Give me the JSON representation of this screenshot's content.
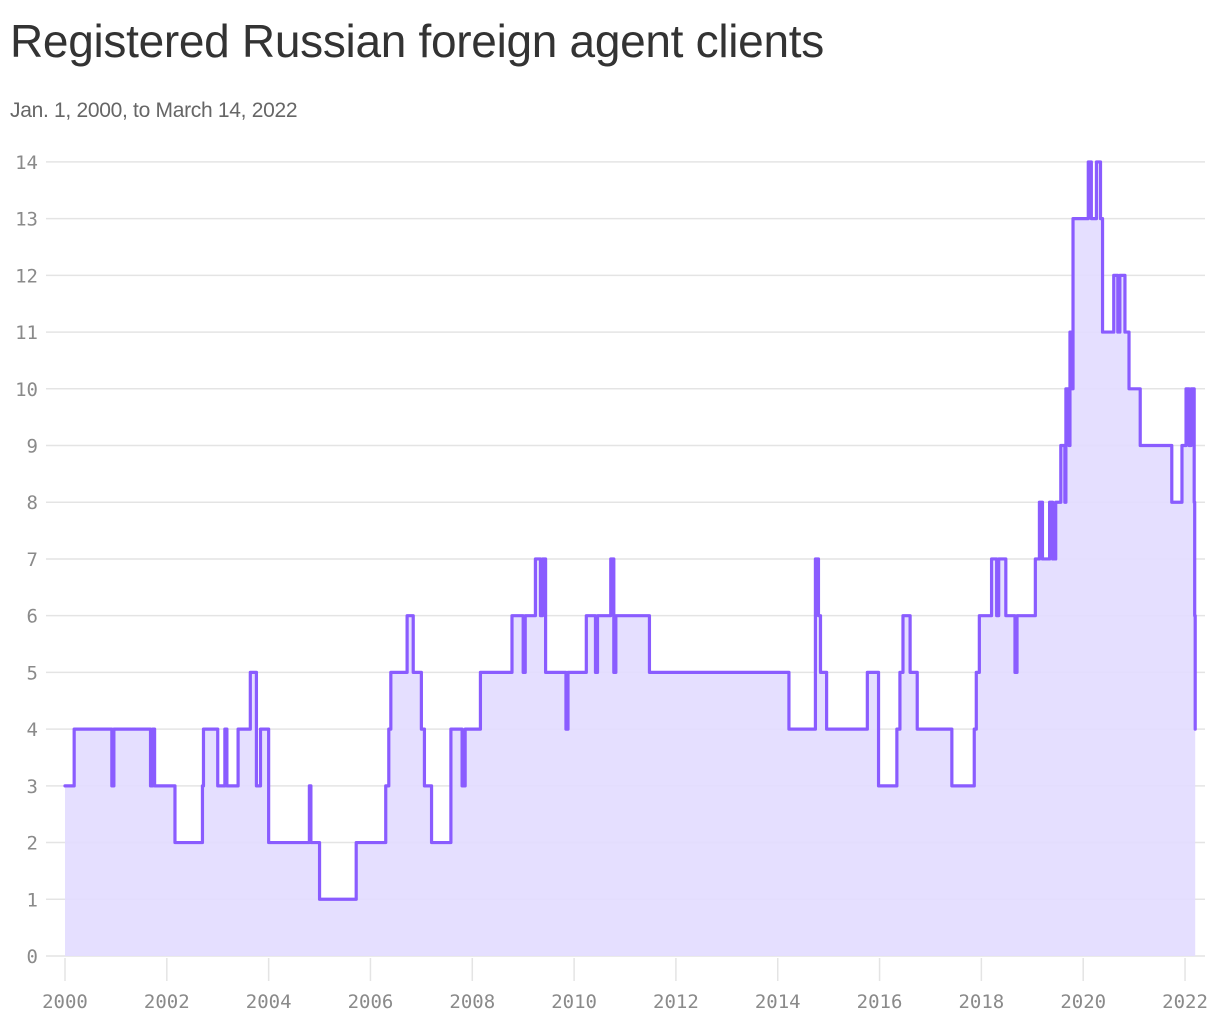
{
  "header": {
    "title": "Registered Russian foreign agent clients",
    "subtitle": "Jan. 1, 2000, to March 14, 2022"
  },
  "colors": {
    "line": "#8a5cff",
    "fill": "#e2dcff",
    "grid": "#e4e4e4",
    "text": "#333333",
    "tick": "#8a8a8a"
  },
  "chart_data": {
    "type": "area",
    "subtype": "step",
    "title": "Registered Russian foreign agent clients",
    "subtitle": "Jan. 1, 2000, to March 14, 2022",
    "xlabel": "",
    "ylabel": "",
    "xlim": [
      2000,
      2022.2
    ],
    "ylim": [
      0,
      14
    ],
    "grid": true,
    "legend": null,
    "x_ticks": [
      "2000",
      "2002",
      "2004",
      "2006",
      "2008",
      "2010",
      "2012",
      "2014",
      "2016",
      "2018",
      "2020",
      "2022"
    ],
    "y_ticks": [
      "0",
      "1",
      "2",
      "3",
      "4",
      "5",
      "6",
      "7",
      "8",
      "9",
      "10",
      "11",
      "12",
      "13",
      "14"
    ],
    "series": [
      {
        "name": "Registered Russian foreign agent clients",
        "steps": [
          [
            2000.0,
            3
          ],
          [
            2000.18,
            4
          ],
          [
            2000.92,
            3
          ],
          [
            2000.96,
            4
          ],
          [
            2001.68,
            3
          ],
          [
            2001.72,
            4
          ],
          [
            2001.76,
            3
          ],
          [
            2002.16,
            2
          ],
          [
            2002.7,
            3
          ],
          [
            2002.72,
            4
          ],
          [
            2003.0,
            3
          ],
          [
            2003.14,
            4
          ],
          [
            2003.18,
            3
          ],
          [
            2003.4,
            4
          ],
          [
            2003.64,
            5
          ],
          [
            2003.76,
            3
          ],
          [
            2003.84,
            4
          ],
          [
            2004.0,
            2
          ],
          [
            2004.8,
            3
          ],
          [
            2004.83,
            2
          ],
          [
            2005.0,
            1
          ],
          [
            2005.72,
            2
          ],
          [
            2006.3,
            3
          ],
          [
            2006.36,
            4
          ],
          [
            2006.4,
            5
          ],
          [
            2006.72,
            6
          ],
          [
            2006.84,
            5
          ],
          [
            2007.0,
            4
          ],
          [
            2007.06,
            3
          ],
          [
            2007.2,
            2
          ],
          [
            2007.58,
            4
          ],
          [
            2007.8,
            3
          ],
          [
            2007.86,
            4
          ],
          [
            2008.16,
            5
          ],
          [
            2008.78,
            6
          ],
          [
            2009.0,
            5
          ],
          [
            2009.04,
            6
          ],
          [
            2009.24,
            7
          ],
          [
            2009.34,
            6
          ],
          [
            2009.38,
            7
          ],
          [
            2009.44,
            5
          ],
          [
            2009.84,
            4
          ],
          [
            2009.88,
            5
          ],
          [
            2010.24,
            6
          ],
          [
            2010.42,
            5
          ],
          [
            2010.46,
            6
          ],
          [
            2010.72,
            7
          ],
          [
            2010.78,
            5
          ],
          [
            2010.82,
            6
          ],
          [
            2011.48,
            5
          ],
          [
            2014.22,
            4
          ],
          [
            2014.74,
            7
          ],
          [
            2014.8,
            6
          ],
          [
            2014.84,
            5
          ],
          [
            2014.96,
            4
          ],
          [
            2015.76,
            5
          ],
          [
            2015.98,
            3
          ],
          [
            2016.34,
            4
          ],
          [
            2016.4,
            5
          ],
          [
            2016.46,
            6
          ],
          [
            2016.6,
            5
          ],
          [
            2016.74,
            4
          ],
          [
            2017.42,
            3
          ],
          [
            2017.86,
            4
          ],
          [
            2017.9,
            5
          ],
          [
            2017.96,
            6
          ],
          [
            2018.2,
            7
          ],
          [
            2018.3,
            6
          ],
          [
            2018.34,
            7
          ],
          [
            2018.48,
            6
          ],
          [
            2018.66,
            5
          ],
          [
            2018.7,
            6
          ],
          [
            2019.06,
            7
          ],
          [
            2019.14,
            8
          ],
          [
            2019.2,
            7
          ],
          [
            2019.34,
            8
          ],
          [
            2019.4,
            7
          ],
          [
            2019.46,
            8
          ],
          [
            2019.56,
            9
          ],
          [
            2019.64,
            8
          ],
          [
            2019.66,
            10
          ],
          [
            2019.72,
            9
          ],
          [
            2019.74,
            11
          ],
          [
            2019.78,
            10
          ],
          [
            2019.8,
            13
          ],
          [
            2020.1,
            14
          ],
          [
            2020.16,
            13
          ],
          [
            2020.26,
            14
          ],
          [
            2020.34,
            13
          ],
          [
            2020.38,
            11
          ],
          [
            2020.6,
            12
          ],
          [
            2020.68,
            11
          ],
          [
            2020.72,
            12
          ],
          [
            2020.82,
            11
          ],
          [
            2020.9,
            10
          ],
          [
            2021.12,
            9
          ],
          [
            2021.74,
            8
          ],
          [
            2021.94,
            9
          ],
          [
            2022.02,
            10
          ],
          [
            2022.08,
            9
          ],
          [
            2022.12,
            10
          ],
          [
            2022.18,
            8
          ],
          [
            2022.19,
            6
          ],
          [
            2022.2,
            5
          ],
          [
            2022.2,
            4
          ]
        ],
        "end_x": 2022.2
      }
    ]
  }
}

★ ★ ★

• **Problem**: Generate a word-for-word copy of the preceding records, excluding all pictures.

• **Complete answer**:
Give me the JSON representation of this screenshot's content.
{
  "header": {
    "title": "Registered Russian foreign agent clients",
    "subtitle": "Jan. 1, 2000, to March 14, 2022"
  },
  "colors": {
    "line": "#8a5cff",
    "fill": "#e2dcff",
    "grid": "#e4e4e4",
    "text": "#333333",
    "tick": "#8a8a8a"
  },
  "chart_data": {
    "type": "area",
    "subtype": "step",
    "title": "Registered Russian foreign agent clients",
    "subtitle": "Jan. 1, 2000, to March 14, 2022",
    "xlabel": "",
    "ylabel": "",
    "xlim": [
      2000,
      2022.2
    ],
    "ylim": [
      0,
      14
    ],
    "grid": true,
    "legend": null,
    "x_ticks": [
      "2000",
      "2002",
      "2004",
      "2006",
      "2008",
      "2010",
      "2012",
      "2014",
      "2016",
      "2018",
      "2020",
      "2022"
    ],
    "y_ticks": [
      "0",
      "1",
      "2",
      "3",
      "4",
      "5",
      "6",
      "7",
      "8",
      "9",
      "10",
      "11",
      "12",
      "13",
      "14"
    ],
    "series": [
      {
        "name": "Registered Russian foreign agent clients",
        "steps": [
          [
            2000.0,
            3
          ],
          [
            2000.18,
            4
          ],
          [
            2000.92,
            3
          ],
          [
            2000.96,
            4
          ],
          [
            2001.68,
            3
          ],
          [
            2001.72,
            4
          ],
          [
            2001.76,
            3
          ],
          [
            2002.16,
            2
          ],
          [
            2002.7,
            3
          ],
          [
            2002.72,
            4
          ],
          [
            2003.0,
            3
          ],
          [
            2003.14,
            4
          ],
          [
            2003.18,
            3
          ],
          [
            2003.4,
            4
          ],
          [
            2003.64,
            5
          ],
          [
            2003.76,
            3
          ],
          [
            2003.84,
            4
          ],
          [
            2004.0,
            2
          ],
          [
            2004.8,
            3
          ],
          [
            2004.83,
            2
          ],
          [
            2005.0,
            1
          ],
          [
            2005.72,
            2
          ],
          [
            2006.3,
            3
          ],
          [
            2006.36,
            4
          ],
          [
            2006.4,
            5
          ],
          [
            2006.72,
            6
          ],
          [
            2006.84,
            5
          ],
          [
            2007.0,
            4
          ],
          [
            2007.06,
            3
          ],
          [
            2007.2,
            2
          ],
          [
            2007.58,
            4
          ],
          [
            2007.8,
            3
          ],
          [
            2007.86,
            4
          ],
          [
            2008.16,
            5
          ],
          [
            2008.78,
            6
          ],
          [
            2009.0,
            5
          ],
          [
            2009.04,
            6
          ],
          [
            2009.24,
            7
          ],
          [
            2009.34,
            6
          ],
          [
            2009.38,
            7
          ],
          [
            2009.44,
            5
          ],
          [
            2009.84,
            4
          ],
          [
            2009.88,
            5
          ],
          [
            2010.24,
            6
          ],
          [
            2010.42,
            5
          ],
          [
            2010.46,
            6
          ],
          [
            2010.72,
            7
          ],
          [
            2010.78,
            5
          ],
          [
            2010.82,
            6
          ],
          [
            2011.48,
            5
          ],
          [
            2014.22,
            4
          ],
          [
            2014.74,
            7
          ],
          [
            2014.8,
            6
          ],
          [
            2014.84,
            5
          ],
          [
            2014.96,
            4
          ],
          [
            2015.76,
            5
          ],
          [
            2015.98,
            3
          ],
          [
            2016.34,
            4
          ],
          [
            2016.4,
            5
          ],
          [
            2016.46,
            6
          ],
          [
            2016.6,
            5
          ],
          [
            2016.74,
            4
          ],
          [
            2017.42,
            3
          ],
          [
            2017.86,
            4
          ],
          [
            2017.9,
            5
          ],
          [
            2017.96,
            6
          ],
          [
            2018.2,
            7
          ],
          [
            2018.3,
            6
          ],
          [
            2018.34,
            7
          ],
          [
            2018.48,
            6
          ],
          [
            2018.66,
            5
          ],
          [
            2018.7,
            6
          ],
          [
            2019.06,
            7
          ],
          [
            2019.14,
            8
          ],
          [
            2019.2,
            7
          ],
          [
            2019.34,
            8
          ],
          [
            2019.4,
            7
          ],
          [
            2019.46,
            8
          ],
          [
            2019.56,
            9
          ],
          [
            2019.64,
            8
          ],
          [
            2019.66,
            10
          ],
          [
            2019.72,
            9
          ],
          [
            2019.74,
            11
          ],
          [
            2019.78,
            10
          ],
          [
            2019.8,
            13
          ],
          [
            2020.1,
            14
          ],
          [
            2020.16,
            13
          ],
          [
            2020.26,
            14
          ],
          [
            2020.34,
            13
          ],
          [
            2020.38,
            11
          ],
          [
            2020.6,
            12
          ],
          [
            2020.68,
            11
          ],
          [
            2020.72,
            12
          ],
          [
            2020.82,
            11
          ],
          [
            2020.9,
            10
          ],
          [
            2021.12,
            9
          ],
          [
            2021.74,
            8
          ],
          [
            2021.94,
            9
          ],
          [
            2022.02,
            10
          ],
          [
            2022.08,
            9
          ],
          [
            2022.12,
            10
          ],
          [
            2022.18,
            8
          ],
          [
            2022.19,
            6
          ],
          [
            2022.2,
            5
          ],
          [
            2022.2,
            4
          ]
        ],
        "end_x": 2022.2
      }
    ]
  }
}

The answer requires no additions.